— begin Stored records —
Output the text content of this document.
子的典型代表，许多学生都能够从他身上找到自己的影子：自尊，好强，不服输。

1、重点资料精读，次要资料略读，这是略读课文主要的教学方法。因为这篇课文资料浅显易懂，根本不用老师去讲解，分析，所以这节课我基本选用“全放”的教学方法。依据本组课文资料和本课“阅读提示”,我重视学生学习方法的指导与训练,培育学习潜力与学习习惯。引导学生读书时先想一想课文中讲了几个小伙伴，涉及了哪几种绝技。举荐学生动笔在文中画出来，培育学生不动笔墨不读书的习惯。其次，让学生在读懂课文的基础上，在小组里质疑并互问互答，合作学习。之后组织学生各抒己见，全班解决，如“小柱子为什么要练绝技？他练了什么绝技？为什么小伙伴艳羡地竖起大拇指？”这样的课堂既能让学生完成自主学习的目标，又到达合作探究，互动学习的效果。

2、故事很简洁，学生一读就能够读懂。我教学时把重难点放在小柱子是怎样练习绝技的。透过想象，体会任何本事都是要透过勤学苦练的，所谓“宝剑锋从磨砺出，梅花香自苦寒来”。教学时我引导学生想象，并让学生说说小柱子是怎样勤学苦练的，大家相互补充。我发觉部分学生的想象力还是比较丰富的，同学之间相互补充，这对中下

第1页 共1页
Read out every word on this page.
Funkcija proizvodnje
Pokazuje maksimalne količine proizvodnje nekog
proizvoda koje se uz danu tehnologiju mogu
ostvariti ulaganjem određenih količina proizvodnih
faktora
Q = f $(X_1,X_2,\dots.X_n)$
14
— end Stored records —
Your task: Reproduce each line verbatim.

Task solution:
Output the text content of this document.
子的典型代表，许多学生都能够从他身上找到自己的影子：自尊，好强，不服输。

1、重点资料精读，次要资料略读，这是略读课文主要的教学方法。因为这篇课文资料浅显易懂，根本不用老师去讲解，分析，所以这节课我基本选用“全放”的教学方法。依据本组课文资料和本课“阅读提示”,我重视学生学习方法的指导与训练,培育学习潜力与学习习惯。引导学生读书时先想一想课文中讲了几个小伙伴，涉及了哪几种绝技。举荐学生动笔在文中画出来，培育学生不动笔墨不读书的习惯。其次，让学生在读懂课文的基础上，在小组里质疑并互问互答，合作学习。之后组织学生各抒己见，全班解决，如“小柱子为什么要练绝技？他练了什么绝技？为什么小伙伴艳羡地竖起大拇指？”这样的课堂既能让学生完成自主学习的目标，又到达合作探究，互动学习的效果。

2、故事很简洁，学生一读就能够读懂。我教学时把重难点放在小柱子是怎样练习绝技的。透过想象，体会任何本事都是要透过勤学苦练的，所谓“宝剑锋从磨砺出，梅花香自苦寒来”。教学时我引导学生想象，并让学生说说小柱子是怎样勤学苦练的，大家相互补充。我发觉部分学生的想象力还是比较丰富的，同学之间相互补充，这对中下

第1页 共1页
Read out every word on this page.
Funkcija proizvodnje
Pokazuje maksimalne količine proizvodnje nekog
proizvoda koje se uz danu tehnologiju mogu
ostvariti ulaganjem određenih količina proizvodnih
faktora
Q = f $(X_1,X_2,\dots.X_n)$
14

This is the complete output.